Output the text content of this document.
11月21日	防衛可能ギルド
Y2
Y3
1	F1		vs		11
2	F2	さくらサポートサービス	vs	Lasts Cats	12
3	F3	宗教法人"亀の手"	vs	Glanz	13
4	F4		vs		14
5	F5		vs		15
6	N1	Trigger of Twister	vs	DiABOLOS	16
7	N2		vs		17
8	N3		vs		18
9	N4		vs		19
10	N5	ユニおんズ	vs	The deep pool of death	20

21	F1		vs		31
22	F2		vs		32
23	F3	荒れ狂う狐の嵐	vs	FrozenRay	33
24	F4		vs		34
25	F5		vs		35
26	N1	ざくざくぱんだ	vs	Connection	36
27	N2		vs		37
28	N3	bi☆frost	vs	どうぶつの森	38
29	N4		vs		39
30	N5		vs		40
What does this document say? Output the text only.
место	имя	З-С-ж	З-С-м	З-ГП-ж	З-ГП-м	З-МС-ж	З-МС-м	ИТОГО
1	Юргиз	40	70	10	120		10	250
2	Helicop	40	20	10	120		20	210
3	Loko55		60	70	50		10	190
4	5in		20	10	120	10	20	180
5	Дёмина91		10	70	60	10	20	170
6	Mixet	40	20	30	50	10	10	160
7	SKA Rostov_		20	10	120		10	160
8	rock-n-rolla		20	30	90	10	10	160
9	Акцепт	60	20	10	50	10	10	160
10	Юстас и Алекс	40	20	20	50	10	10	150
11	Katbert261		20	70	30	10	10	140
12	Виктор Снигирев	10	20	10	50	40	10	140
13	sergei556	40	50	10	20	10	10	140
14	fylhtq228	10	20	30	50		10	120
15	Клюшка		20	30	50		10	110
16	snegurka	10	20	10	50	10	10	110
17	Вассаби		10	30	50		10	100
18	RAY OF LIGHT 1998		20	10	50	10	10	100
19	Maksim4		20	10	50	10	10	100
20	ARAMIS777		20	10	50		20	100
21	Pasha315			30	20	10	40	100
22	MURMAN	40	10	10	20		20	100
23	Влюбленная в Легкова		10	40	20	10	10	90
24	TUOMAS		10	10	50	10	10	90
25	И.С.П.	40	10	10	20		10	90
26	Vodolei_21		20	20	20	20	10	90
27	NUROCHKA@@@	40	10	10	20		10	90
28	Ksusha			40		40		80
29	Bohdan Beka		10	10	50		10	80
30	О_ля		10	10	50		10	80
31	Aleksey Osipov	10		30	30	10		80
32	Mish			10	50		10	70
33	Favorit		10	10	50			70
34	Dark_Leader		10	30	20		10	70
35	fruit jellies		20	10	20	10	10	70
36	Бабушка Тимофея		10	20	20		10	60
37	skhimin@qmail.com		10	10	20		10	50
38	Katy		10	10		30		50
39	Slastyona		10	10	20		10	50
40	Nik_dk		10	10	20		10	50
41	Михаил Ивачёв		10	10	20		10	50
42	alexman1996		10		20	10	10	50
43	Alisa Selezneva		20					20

# INSTRUCTIONS TO FOLLOW:
Scan the entries above for the word "text" and collect each line holding it.

# FULL OUTPUT:
Output the text content of this document.
What does this document say? Output the text only.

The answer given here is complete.